TEXT:
######

Bad Timing: “If you’re caught in the wrong cycle from the announcement of 11-14,” said James Staton, a senior VP of technology and service at Executive Relocation, “you basically lost all of 2002, because your budget was already gone. If you buy in 2003, you don’t really want your migration to be over in 2006. We had a year-and-a-half cut off the five years [HP promised] from the announcement.”

Eloquence Speaks On Its Own: In a modest comment at the start of his talk about Eloquence, Marxmeier AG’s Michael Marxmeier announced that his company had signed a memorandum of understanding to take back from HP the intellectual property rights for Eloquence, the database for Unix, Linux and NT that HP database experts were anointing as the substitute for IMAGE.

“This means we will be allowed to operate more independently,” Marxmeier said, “to make sure Eloquence is around 10 years from now. It’s not a key product for HP.” Marxmeier said his company has been able to act quickly under HP’s ownership of the software. “There’s not much changing. I don’t have to call the HP project manager and ask if it’s okay if I do something [with the product]. The good thing was that my project manager always said, ‘Just do it.’ “

The software is being sold through MB Foster in North America, and other Platinum Partners are considering acting as distribution channels. Marxmeier said that 95 percent of his customers already have support contracts through a software vendor other than HP. These vendors sometimes have a direct support contract with Marxmeier’s labs. Two-thirds of the database’s installed customers are located outside of North America.

Marxmeier was discussing the nuances of TurboIMAGE emulation with HP’s Tien-You Chen of the IMAGE labs at the conference. He noted that a European ISV, eBootis, has completed a port from IMAGE to Eloquence, moving an manufacturing application to HP-UX in three months that used COBOL and VPlus. While the company offers the product for its 250 installed sites, it’s also selling upgrades to its customers for HP 3000 models.

HP Honors 3000 Awardees: Denys Beauchemin and Ken Sletten won this year’s honors from HP for the e3000 Contributor award, the first time two members of the 3000 community have won the award together. Both of the winners serve on the SIG-IMAGE/SQL Executive Committee; Sletten has chaired the SIG for many years and
Denys Beauchemin (l) and Ken Sletten won HP's e3000 Contributor awards at HP World
serves on the OpenMPE board of directors, while Beauchemin serves as “the most active MPE member” on the Interex board, according to HP’s Dave Wilde.

######

DATASET SECTION:
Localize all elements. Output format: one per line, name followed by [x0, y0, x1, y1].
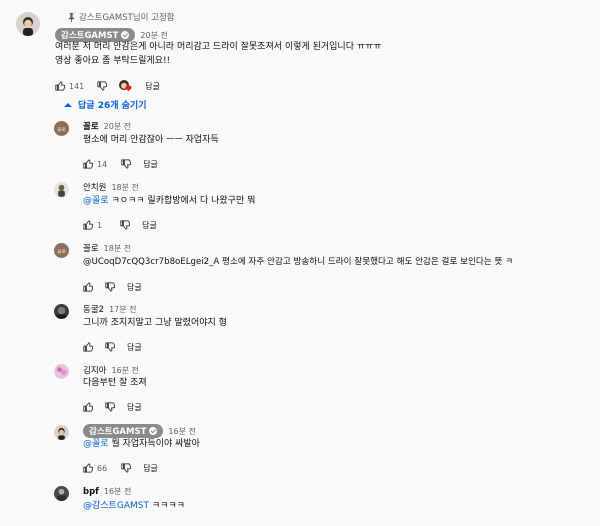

######

SET EXERCISE A:
Using the HP 3000 news excerpt, answer these:
(i) Who is the senior VP of technology and service at Executive Relocation?
(ii) What share of Eloquence's installed customers are located outside North America?
(iii) Which two people won this year's e3000 Contributor award from HP?
SET EXERCISE B:
Carry on with the HP 3000 news excerpt, picking up right after its final sentence.

OUTPUT A:
(i) James Staton
(ii) Two-thirds
(iii) Denys Beauchemin and Ken Sletten

OUTPUT B:
HP’s 3000 business manager gave the awards at the close of his keynote speech, saying that Sletten and Beauchemin are “strong advocates of MPE and IMAGE, both volunteering countless hours of personal time to make the e3000 better for all of us. They exhibit persistence and tenacity that reveal their deep passion for the HP 3000 and its software. They’ve been involved in IMAGE advocacy from the beginning, including getting the IMAGE/SQL interface implemented. They’re two people for whom I and countless others have tremendous respect and admiration.”

Sletten said HP’s honors to those advocating continued use of the platform prove “they’re not necessarily honoring just yes-men.”

IBM Woos Around Interex: Making good on its pledge to court HP 3000 customers who have been advised to migrate, IBM’s iSeries group and more than a dozen partners threw a party and gave demonstrations to well over 100 software partners and customers. The event was held in a suite of three rooms at the LA Convention Center, just five minutes’ walk from the HP World area of the facility.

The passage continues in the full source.